WHAT IS BEING ASKED:
Extract from the listing each line in which the word "которые" appears.
*** DATA PROVIDED ***
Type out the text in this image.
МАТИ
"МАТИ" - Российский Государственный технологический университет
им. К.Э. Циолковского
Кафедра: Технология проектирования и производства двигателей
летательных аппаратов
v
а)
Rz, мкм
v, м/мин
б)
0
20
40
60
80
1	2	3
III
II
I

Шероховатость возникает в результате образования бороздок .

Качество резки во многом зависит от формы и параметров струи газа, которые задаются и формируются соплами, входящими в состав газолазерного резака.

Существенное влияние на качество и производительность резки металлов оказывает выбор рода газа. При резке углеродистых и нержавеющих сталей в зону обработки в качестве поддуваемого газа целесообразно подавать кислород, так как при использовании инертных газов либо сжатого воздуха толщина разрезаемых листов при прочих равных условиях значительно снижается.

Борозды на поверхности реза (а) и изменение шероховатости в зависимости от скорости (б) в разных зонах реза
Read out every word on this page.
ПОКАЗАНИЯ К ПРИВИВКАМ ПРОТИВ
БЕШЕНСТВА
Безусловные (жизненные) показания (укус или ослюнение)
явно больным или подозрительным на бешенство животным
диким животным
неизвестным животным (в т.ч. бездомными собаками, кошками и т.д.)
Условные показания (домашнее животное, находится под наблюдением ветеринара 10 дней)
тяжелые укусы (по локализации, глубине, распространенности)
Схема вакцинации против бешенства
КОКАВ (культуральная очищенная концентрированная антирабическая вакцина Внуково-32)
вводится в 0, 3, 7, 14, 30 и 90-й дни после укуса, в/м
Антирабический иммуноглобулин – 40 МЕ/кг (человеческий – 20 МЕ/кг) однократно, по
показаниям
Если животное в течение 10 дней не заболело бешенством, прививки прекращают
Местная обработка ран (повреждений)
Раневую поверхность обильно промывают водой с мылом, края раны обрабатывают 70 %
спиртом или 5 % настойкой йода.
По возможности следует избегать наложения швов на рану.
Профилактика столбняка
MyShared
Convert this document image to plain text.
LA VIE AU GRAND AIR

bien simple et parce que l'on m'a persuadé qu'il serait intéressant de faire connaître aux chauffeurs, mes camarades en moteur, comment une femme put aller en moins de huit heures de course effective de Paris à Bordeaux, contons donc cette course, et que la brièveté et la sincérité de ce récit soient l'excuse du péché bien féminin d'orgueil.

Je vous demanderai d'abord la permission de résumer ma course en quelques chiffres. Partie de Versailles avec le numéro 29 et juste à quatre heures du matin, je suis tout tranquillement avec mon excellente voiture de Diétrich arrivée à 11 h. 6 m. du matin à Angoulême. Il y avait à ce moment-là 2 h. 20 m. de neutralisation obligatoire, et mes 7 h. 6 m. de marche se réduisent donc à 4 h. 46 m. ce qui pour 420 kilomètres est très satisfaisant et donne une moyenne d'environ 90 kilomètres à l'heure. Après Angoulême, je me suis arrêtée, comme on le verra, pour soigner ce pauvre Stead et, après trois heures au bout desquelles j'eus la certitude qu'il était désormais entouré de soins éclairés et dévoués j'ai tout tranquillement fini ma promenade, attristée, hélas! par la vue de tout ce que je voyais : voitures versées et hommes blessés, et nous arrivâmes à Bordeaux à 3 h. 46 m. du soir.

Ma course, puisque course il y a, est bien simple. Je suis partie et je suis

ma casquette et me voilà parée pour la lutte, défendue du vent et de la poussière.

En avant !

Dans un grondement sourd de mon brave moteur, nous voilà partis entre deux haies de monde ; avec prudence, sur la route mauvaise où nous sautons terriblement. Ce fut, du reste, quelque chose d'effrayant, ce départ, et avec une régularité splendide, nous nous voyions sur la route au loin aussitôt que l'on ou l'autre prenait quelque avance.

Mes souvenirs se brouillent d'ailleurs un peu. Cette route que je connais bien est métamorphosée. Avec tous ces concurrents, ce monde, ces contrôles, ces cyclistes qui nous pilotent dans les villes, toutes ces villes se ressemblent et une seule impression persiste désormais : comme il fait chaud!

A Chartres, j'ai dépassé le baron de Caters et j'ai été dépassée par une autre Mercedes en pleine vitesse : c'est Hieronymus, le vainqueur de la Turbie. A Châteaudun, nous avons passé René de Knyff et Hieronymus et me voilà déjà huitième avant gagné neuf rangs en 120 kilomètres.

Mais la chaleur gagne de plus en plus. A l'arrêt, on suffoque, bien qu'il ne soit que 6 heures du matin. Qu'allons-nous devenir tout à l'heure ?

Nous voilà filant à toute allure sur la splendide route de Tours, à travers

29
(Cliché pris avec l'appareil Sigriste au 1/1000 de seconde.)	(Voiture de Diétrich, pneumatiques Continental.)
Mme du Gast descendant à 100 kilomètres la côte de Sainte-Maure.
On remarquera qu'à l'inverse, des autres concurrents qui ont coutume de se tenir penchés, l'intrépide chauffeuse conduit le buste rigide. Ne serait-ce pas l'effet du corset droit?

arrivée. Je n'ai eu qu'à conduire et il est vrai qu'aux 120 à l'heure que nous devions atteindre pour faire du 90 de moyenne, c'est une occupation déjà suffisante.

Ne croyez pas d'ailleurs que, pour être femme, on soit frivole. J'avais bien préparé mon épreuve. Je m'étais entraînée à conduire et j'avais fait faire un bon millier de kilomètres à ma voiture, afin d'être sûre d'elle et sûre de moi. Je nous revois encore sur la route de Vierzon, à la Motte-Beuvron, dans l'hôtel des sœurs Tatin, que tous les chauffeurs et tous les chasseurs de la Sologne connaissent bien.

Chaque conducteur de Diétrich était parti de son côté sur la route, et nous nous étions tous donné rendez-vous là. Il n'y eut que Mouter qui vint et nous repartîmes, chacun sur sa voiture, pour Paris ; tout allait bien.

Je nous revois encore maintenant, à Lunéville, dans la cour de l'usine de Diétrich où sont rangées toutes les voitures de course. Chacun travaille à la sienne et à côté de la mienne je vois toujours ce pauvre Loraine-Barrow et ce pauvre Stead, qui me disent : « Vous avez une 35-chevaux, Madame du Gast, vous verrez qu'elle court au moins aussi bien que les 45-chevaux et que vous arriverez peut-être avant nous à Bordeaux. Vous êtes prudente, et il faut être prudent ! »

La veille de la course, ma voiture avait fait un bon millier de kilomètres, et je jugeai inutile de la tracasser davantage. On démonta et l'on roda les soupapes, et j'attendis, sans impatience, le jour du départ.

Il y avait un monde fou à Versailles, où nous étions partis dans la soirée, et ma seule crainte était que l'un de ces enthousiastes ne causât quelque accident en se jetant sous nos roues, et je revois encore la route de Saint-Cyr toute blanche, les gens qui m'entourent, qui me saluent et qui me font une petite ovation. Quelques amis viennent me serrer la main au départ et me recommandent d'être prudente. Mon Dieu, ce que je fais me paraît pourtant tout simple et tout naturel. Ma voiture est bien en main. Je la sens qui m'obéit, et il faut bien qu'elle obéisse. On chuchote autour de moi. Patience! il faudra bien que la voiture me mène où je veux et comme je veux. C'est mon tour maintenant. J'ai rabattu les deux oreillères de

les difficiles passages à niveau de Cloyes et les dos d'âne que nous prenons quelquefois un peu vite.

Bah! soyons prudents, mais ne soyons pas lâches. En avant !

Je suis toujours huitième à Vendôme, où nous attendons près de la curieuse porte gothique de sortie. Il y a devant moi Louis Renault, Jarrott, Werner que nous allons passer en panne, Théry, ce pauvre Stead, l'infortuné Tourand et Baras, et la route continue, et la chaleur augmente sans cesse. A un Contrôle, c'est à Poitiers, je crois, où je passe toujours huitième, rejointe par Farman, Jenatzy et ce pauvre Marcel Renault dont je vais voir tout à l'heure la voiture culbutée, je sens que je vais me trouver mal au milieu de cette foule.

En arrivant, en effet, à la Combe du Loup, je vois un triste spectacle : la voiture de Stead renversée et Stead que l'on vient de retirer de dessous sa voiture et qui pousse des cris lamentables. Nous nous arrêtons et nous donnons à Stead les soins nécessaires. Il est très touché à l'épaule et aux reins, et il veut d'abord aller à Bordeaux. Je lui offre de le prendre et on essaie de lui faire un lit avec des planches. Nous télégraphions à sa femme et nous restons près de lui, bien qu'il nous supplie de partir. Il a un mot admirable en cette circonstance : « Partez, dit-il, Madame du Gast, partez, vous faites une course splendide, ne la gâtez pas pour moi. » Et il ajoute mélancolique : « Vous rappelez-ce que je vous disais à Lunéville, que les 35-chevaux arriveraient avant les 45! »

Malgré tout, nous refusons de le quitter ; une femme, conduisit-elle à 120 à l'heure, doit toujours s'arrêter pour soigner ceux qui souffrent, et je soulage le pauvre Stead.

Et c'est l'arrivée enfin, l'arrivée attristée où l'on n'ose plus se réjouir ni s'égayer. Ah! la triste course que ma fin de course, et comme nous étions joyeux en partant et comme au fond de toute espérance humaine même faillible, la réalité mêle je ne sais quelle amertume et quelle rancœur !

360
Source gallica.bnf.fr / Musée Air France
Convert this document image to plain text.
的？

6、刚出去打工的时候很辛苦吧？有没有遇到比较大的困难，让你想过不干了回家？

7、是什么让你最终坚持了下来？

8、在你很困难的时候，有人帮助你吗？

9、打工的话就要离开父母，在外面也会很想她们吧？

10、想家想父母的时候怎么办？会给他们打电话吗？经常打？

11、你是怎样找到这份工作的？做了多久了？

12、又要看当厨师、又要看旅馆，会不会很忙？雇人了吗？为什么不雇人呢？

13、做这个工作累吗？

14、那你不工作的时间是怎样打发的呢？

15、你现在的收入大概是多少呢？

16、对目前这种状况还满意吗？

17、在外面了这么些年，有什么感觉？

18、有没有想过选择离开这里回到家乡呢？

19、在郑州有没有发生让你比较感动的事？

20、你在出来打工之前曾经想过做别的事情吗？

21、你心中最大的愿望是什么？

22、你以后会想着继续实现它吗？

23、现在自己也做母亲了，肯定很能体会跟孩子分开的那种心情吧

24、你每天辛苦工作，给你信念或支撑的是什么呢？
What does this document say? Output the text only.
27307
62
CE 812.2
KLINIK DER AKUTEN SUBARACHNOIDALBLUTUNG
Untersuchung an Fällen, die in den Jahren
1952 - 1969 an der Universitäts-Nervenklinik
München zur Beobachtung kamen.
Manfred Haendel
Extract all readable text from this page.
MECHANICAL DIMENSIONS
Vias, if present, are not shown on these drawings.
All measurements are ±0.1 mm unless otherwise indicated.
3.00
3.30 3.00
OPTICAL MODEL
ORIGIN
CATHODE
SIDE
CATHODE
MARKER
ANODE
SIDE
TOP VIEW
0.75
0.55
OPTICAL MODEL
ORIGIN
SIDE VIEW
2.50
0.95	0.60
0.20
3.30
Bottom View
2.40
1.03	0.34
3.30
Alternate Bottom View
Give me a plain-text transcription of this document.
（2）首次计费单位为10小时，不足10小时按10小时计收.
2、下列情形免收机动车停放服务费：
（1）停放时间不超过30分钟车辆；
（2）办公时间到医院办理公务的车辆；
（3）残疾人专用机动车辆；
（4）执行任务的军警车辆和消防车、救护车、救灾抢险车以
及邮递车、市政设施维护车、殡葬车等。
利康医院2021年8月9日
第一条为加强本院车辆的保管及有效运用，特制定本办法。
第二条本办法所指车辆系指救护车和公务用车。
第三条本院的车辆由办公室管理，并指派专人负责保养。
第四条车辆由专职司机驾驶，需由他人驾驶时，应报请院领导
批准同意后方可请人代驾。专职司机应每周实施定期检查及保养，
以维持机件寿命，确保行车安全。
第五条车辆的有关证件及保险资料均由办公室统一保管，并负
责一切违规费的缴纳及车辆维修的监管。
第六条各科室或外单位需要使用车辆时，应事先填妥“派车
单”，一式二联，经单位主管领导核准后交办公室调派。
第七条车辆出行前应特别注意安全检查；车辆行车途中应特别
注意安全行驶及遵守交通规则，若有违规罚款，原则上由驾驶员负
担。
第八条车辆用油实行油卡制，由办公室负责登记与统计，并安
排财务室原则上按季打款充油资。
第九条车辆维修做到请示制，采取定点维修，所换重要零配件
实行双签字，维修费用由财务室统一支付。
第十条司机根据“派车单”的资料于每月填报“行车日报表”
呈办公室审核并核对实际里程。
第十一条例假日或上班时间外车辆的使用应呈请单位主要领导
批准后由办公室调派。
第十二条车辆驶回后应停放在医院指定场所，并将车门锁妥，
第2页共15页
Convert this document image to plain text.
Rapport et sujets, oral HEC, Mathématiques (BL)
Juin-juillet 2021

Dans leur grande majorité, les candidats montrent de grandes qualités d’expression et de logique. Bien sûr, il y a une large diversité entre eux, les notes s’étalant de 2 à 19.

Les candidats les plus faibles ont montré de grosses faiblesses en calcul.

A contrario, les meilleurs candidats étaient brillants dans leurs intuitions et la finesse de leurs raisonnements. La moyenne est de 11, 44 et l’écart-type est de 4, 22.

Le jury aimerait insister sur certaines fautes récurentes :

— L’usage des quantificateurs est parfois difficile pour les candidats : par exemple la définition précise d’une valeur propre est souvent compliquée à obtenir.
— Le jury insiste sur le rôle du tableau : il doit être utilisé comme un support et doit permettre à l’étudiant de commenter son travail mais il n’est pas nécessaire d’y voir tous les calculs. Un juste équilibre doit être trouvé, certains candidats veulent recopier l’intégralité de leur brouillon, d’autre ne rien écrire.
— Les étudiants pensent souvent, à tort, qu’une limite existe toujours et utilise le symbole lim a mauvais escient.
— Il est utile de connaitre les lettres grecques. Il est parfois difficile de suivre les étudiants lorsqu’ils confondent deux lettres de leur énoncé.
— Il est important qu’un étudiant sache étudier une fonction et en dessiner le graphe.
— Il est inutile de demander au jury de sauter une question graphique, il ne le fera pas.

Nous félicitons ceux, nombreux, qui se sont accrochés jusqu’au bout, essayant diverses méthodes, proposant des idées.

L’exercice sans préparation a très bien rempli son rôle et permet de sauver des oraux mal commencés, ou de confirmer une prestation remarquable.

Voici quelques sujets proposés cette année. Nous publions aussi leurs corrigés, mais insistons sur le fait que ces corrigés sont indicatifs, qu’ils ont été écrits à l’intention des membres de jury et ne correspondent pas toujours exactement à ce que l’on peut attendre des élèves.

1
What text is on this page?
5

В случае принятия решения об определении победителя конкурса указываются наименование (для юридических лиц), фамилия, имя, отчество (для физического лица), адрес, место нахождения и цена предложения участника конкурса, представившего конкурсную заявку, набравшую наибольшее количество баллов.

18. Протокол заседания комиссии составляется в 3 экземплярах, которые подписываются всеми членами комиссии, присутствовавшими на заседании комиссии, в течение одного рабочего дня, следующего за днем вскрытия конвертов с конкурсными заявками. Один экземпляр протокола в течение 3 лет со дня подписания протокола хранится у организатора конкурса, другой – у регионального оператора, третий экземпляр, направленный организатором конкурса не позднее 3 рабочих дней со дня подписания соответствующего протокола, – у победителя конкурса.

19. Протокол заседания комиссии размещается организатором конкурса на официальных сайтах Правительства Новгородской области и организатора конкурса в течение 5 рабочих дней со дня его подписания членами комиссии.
***
RESULT FOR THIS TASK:
Качество резки во многом зависит от формы и параметров струи газа, которые задаются и формируются соплами, входящими в состав газолазерного резака.
18. Протокол заседания комиссии составляется в 3 экземплярах, которые подписываются всеми членами комиссии, присутствовавшими на заседании комиссии, в течение одного рабочего дня, следующего за днем вскрытия конвертов с конкурсными заявками. Один экземпляр протокола в течение 3 лет со дня подписания протокола хранится у организатора конкурса, другой – у регионального оператора, третий экземпляр, направленный организатором конкурса не позднее 3 рабочих дней со дня подписания соответствующего протокола, – у победителя конкурса.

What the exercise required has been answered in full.